#### Ziel der Aufgabe:
Suche in den folgenden Einträgen jede Zeile heraus, die die Zeichenfolge „this“ enthält, und gib diese Zeilen wörtlich wieder.

#### Bereitgestelltes Material:

%%

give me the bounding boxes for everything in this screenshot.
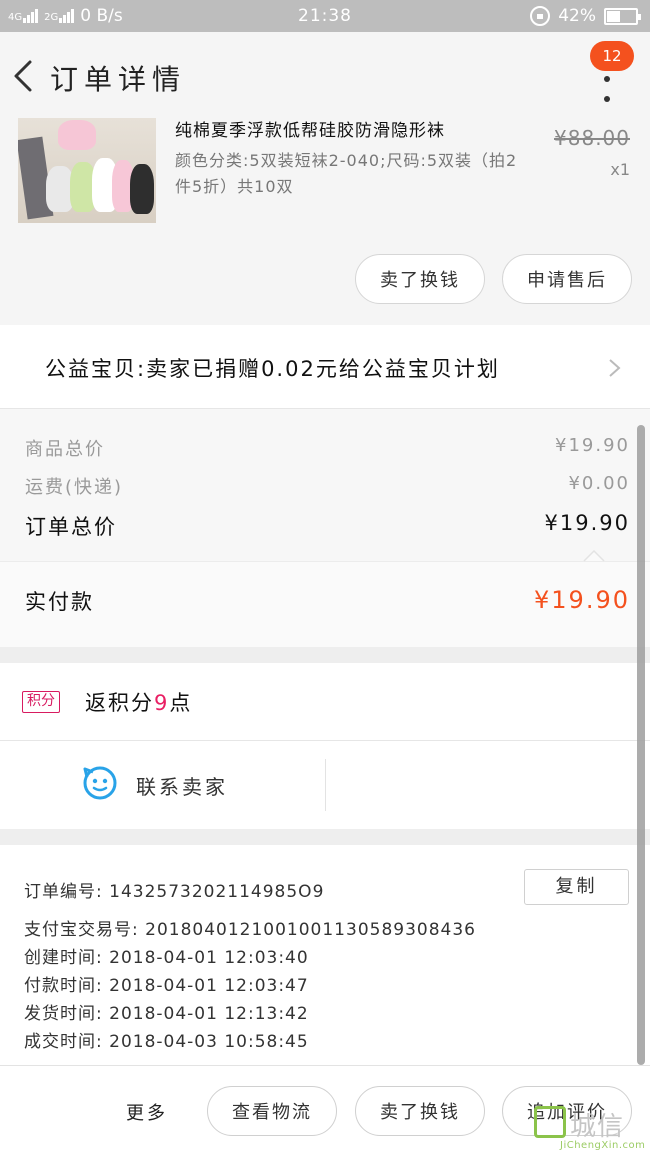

%%
%%

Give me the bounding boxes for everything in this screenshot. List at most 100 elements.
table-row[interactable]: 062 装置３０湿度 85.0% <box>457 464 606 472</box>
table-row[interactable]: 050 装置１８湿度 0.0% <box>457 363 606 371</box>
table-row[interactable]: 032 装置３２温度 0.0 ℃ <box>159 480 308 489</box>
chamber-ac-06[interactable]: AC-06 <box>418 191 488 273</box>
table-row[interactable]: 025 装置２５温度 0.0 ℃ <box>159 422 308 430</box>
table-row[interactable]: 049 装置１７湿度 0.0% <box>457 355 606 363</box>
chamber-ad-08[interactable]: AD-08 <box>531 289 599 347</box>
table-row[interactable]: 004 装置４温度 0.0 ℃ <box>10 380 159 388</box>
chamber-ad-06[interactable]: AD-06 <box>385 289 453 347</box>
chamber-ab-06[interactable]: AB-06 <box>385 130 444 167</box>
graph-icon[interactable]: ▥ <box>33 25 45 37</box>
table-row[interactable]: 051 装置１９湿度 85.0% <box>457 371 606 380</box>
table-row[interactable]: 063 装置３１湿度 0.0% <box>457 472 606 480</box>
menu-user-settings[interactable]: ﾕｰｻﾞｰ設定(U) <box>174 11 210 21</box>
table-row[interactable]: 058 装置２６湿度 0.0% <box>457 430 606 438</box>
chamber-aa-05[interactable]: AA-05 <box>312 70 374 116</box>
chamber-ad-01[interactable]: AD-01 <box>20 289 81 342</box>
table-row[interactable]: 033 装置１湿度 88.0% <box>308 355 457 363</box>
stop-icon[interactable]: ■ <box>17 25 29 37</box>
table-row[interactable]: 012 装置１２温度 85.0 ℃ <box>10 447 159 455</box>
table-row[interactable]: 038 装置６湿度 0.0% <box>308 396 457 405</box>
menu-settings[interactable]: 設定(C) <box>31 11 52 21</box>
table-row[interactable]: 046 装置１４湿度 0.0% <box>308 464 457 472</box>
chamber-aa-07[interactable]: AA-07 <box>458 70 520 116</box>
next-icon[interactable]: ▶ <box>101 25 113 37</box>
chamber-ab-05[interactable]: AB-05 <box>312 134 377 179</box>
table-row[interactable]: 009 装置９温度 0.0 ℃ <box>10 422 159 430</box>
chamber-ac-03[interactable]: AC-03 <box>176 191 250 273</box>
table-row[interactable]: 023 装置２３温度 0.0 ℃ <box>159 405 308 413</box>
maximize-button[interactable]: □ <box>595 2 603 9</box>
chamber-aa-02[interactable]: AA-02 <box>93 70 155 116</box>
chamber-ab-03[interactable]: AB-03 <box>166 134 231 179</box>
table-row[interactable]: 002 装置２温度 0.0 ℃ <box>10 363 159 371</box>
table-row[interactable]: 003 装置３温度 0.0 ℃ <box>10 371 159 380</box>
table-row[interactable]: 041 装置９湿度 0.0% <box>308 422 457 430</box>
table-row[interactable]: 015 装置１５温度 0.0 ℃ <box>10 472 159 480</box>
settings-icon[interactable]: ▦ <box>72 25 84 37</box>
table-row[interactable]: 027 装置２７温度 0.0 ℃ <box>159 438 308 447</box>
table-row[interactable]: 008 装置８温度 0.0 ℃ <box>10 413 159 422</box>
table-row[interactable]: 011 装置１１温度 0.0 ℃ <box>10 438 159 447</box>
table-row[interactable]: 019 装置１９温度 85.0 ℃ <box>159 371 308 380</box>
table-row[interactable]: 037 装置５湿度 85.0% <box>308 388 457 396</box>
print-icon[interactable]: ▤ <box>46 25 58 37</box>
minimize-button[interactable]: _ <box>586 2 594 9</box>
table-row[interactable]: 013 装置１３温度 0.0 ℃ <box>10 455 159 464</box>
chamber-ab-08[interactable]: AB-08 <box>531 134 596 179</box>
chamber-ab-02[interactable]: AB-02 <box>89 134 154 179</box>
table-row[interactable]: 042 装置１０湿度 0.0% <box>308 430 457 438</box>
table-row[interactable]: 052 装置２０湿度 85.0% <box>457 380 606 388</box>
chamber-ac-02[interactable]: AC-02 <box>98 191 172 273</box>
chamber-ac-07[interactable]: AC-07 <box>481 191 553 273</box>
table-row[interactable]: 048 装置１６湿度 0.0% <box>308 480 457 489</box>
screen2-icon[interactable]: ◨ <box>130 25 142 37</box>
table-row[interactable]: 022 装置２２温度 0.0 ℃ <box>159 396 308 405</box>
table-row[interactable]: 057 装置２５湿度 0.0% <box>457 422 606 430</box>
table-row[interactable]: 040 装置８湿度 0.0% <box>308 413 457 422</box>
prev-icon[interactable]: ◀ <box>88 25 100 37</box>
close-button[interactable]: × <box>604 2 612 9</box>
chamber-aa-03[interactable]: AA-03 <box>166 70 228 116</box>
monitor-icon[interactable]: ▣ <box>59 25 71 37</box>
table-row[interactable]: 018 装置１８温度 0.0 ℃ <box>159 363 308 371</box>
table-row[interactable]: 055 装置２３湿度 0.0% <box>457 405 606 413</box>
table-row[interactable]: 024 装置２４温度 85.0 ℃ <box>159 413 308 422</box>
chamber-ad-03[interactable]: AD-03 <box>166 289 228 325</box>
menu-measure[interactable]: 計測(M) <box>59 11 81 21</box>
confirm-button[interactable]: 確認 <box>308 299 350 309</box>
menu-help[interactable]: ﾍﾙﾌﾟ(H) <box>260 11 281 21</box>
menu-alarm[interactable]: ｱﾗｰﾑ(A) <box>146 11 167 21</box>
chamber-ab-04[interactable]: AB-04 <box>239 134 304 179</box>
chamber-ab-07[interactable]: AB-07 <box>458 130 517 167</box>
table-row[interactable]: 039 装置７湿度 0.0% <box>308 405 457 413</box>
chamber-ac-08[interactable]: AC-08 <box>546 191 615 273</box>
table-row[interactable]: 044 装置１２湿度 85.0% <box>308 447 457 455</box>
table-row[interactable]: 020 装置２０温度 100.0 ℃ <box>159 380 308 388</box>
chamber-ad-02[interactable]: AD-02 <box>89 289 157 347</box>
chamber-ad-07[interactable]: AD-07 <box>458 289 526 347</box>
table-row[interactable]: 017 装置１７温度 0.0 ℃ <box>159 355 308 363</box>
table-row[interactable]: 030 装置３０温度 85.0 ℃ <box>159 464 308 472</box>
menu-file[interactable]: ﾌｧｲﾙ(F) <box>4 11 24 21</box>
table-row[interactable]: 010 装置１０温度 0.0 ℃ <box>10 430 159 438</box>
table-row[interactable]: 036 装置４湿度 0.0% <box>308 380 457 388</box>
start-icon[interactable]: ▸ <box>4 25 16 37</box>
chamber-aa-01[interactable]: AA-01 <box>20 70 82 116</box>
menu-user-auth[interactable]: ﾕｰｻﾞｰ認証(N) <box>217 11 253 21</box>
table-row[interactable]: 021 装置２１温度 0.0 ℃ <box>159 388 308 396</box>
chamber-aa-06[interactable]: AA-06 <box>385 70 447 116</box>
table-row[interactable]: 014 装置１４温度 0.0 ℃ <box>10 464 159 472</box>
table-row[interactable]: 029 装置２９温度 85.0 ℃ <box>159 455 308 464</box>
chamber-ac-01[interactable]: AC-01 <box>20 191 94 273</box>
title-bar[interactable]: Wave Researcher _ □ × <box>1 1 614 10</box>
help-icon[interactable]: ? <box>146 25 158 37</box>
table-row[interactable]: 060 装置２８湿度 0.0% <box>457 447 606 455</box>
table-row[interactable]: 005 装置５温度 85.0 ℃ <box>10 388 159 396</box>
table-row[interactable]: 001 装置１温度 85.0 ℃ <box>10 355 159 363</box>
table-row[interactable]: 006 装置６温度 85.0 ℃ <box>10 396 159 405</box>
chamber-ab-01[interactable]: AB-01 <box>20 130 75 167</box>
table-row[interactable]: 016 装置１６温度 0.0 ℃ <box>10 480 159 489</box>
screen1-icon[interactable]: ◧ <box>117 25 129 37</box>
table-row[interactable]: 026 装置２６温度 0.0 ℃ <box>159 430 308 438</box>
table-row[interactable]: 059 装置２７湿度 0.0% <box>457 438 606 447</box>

%%
%%

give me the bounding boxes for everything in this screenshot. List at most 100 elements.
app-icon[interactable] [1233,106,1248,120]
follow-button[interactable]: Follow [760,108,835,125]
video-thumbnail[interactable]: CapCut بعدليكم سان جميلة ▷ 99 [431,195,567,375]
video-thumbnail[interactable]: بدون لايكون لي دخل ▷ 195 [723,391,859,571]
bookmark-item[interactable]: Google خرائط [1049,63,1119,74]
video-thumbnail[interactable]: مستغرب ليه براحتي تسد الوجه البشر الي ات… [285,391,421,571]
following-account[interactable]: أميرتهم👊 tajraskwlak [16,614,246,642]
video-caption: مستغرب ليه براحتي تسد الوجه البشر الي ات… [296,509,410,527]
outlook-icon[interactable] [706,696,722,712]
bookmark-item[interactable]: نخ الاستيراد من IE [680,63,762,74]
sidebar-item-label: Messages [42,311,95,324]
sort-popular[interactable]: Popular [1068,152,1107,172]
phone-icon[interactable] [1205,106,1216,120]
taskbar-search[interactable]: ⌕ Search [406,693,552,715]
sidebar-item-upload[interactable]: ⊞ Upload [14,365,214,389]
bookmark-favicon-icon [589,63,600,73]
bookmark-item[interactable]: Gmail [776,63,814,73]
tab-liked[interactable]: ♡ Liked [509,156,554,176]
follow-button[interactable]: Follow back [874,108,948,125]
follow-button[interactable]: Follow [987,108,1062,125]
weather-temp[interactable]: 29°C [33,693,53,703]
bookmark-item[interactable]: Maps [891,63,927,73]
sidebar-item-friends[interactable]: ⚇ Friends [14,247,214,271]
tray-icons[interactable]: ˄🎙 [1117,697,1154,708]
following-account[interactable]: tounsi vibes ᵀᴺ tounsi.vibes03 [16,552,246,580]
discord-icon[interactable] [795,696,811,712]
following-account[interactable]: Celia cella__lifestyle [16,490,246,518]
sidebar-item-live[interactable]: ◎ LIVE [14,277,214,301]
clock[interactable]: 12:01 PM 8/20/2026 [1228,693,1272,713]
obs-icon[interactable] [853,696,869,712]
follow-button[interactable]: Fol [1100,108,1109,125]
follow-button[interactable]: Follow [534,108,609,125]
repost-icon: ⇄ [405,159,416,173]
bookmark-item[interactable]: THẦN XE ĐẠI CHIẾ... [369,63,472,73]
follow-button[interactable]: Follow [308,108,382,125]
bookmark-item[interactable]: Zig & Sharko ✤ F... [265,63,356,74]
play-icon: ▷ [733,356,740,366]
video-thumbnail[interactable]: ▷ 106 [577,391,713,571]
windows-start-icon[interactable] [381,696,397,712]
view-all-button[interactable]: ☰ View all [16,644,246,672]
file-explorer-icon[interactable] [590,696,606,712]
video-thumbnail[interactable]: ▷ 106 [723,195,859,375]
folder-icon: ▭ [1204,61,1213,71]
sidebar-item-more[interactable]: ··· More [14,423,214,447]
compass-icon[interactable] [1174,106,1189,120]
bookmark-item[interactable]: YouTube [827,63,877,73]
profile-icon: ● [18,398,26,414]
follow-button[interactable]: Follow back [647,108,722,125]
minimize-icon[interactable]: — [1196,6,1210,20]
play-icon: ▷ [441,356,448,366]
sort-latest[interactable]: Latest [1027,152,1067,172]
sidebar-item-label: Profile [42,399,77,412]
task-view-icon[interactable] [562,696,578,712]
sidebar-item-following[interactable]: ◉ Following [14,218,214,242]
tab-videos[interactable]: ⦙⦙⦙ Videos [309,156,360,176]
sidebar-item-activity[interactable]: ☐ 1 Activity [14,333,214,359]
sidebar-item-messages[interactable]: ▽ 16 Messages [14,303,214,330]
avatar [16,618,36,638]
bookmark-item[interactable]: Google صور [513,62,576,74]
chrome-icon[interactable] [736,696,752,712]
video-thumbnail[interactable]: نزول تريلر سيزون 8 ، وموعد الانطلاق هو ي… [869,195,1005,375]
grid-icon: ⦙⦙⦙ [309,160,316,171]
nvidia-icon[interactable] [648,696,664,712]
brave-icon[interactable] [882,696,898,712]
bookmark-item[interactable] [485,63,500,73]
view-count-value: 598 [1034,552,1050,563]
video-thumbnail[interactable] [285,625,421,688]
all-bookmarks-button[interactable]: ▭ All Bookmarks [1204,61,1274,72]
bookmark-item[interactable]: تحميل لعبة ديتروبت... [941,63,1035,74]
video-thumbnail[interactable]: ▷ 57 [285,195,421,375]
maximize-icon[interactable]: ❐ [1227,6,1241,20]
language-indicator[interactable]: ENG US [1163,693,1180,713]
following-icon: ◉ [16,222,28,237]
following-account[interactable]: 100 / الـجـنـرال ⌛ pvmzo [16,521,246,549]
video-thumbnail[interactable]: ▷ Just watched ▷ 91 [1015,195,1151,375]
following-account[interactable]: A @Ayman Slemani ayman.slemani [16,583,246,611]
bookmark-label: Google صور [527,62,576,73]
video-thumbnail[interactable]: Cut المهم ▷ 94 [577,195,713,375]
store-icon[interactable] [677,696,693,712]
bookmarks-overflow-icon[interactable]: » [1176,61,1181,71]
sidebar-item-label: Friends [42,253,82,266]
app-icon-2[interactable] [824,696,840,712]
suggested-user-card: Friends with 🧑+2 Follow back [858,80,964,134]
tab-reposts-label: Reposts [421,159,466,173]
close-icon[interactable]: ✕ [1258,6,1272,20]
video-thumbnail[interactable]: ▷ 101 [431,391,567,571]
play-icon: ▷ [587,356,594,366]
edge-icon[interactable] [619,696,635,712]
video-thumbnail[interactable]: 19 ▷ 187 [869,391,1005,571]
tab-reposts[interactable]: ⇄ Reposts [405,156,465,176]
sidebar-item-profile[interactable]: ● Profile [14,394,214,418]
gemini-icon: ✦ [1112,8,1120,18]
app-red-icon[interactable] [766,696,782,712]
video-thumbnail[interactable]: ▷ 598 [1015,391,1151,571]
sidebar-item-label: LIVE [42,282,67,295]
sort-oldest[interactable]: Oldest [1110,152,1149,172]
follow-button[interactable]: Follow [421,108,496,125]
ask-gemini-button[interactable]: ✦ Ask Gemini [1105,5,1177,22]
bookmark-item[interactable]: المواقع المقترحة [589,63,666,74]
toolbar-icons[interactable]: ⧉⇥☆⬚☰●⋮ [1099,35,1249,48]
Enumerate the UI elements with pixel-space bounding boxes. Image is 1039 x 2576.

%%

#### Erwartete Ausgabe:
give me the bounding boxes for everything in this screenshot.
Give me the bounding boxes for everything in this screenshot. List at most 100 elements.
give me the bounding boxes for everything in this screenshot. List at most 100 elements.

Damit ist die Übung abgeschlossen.